* [EXERCISE DESCRIPTION]: Return the records that follow, matching each one exactly.

** start DATA SUPPLIED **

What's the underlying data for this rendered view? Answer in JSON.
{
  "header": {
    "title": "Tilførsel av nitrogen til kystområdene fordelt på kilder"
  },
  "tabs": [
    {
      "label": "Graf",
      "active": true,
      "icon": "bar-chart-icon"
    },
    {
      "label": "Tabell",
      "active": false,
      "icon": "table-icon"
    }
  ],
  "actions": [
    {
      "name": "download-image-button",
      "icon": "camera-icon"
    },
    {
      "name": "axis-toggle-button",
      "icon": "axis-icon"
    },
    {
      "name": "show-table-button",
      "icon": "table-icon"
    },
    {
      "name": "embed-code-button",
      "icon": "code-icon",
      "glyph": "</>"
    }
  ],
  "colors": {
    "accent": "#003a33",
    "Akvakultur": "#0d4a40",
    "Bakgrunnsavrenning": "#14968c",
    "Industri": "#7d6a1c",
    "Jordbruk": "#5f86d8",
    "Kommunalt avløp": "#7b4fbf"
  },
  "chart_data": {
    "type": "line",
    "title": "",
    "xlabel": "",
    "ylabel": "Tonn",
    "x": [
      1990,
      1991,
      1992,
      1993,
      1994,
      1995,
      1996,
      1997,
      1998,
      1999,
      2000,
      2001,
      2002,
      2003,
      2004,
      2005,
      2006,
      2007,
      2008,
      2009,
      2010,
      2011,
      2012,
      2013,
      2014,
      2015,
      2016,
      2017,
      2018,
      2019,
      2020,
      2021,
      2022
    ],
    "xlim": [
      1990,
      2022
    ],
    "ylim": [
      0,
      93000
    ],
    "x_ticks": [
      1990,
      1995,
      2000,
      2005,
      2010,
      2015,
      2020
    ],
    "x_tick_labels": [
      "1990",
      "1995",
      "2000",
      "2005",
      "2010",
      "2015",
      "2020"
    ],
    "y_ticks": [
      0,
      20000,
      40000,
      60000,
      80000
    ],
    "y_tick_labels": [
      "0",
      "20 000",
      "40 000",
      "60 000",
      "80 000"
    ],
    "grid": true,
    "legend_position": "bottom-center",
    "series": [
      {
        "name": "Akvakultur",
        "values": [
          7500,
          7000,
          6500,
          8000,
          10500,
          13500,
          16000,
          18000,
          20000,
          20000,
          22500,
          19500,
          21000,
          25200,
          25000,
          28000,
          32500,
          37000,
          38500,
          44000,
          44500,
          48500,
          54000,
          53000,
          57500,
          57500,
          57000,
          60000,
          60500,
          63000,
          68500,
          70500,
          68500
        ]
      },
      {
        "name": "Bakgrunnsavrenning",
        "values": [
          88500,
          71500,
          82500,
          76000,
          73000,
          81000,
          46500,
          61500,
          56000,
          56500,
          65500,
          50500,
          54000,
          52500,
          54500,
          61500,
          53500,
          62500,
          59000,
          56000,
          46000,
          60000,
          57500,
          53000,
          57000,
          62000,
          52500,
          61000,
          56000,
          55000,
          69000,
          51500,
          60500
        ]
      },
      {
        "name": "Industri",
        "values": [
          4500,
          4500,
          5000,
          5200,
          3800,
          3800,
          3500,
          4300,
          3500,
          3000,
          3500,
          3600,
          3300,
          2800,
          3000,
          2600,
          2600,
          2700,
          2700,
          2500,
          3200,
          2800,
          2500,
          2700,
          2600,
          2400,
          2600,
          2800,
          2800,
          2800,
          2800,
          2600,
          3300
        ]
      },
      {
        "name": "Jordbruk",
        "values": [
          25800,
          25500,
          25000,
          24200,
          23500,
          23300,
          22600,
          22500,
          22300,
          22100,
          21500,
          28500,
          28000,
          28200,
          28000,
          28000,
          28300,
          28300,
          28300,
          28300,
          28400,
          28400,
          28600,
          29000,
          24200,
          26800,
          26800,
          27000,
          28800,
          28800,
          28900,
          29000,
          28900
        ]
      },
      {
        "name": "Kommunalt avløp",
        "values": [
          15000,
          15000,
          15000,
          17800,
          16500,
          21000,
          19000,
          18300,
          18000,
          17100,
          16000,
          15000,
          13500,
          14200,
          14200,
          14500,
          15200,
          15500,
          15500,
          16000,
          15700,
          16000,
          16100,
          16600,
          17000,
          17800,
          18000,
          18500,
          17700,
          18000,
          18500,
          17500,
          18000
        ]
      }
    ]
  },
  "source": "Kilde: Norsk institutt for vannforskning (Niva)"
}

** end DATA SUPPLIED **

* [ANSWER FOR THE TASK]:
What's the underlying data for this rendered view? Answer in JSON.
{
  "header": {
    "title": "Tilførsel av nitrogen til kystområdene fordelt på kilder"
  },
  "tabs": [
    {
      "label": "Graf",
      "active": true,
      "icon": "bar-chart-icon"
    },
    {
      "label": "Tabell",
      "active": false,
      "icon": "table-icon"
    }
  ],
  "actions": [
    {
      "name": "download-image-button",
      "icon": "camera-icon"
    },
    {
      "name": "axis-toggle-button",
      "icon": "axis-icon"
    },
    {
      "name": "show-table-button",
      "icon": "table-icon"
    },
    {
      "name": "embed-code-button",
      "icon": "code-icon",
      "glyph": "</>"
    }
  ],
  "colors": {
    "accent": "#003a33",
    "Akvakultur": "#0d4a40",
    "Bakgrunnsavrenning": "#14968c",
    "Industri": "#7d6a1c",
    "Jordbruk": "#5f86d8",
    "Kommunalt avløp": "#7b4fbf"
  },
  "chart_data": {
    "type": "line",
    "title": "",
    "xlabel": "",
    "ylabel": "Tonn",
    "x": [
      1990,
      1991,
      1992,
      1993,
      1994,
      1995,
      1996,
      1997,
      1998,
      1999,
      2000,
      2001,
      2002,
      2003,
      2004,
      2005,
      2006,
      2007,
      2008,
      2009,
      2010,
      2011,
      2012,
      2013,
      2014,
      2015,
      2016,
      2017,
      2018,
      2019,
      2020,
      2021,
      2022
    ],
    "xlim": [
      1990,
      2022
    ],
    "ylim": [
      0,
      93000
    ],
    "x_ticks": [
      1990,
      1995,
      2000,
      2005,
      2010,
      2015,
      2020
    ],
    "x_tick_labels": [
      "1990",
      "1995",
      "2000",
      "2005",
      "2010",
      "2015",
      "2020"
    ],
    "y_ticks": [
      0,
      20000,
      40000,
      60000,
      80000
    ],
    "y_tick_labels": [
      "0",
      "20 000",
      "40 000",
      "60 000",
      "80 000"
    ],
    "grid": true,
    "legend_position": "bottom-center",
    "series": [
      {
        "name": "Akvakultur",
        "values": [
          7500,
          7000,
          6500,
          8000,
          10500,
          13500,
          16000,
          18000,
          20000,
          20000,
          22500,
          19500,
          21000,
          25200,
          25000,
          28000,
          32500,
          37000,
          38500,
          44000,
          44500,
          48500,
          54000,
          53000,
          57500,
          57500,
          57000,
          60000,
          60500,
          63000,
          68500,
          70500,
          68500
        ]
      },
      {
        "name": "Bakgrunnsavrenning",
        "values": [
          88500,
          71500,
          82500,
          76000,
          73000,
          81000,
          46500,
          61500,
          56000,
          56500,
          65500,
          50500,
          54000,
          52500,
          54500,
          61500,
          53500,
          62500,
          59000,
          56000,
          46000,
          60000,
          57500,
          53000,
          57000,
          62000,
          52500,
          61000,
          56000,
          55000,
          69000,
          51500,
          60500
        ]
      },
      {
        "name": "Industri",
        "values": [
          4500,
          4500,
          5000,
          5200,
          3800,
          3800,
          3500,
          4300,
          3500,
          3000,
          3500,
          3600,
          3300,
          2800,
          3000,
          2600,
          2600,
          2700,
          2700,
          2500,
          3200,
          2800,
          2500,
          2700,
          2600,
          2400,
          2600,
          2800,
          2800,
          2800,
          2800,
          2600,
          3300
        ]
      },
      {
        "name": "Jordbruk",
        "values": [
          25800,
          25500,
          25000,
          24200,
          23500,
          23300,
          22600,
          22500,
          22300,
          22100,
          21500,
          28500,
          28000,
          28200,
          28000,
          28000,
          28300,
          28300,
          28300,
          28300,
          28400,
          28400,
          28600,
          29000,
          24200,
          26800,
          26800,
          27000,
          28800,
          28800,
          28900,
          29000,
          28900
        ]
      },
      {
        "name": "Kommunalt avløp",
        "values": [
          15000,
          15000,
          15000,
          17800,
          16500,
          21000,
          19000,
          18300,
          18000,
          17100,
          16000,
          15000,
          13500,
          14200,
          14200,
          14500,
          15200,
          15500,
          15500,
          16000,
          15700,
          16000,
          16100,
          16600,
          17000,
          17800,
          18000,
          18500,
          17700,
          18000,
          18500,
          17500,
          18000
        ]
      }
    ]
  },
  "source": "Kilde: Norsk institutt for vannforskning (Niva)"
}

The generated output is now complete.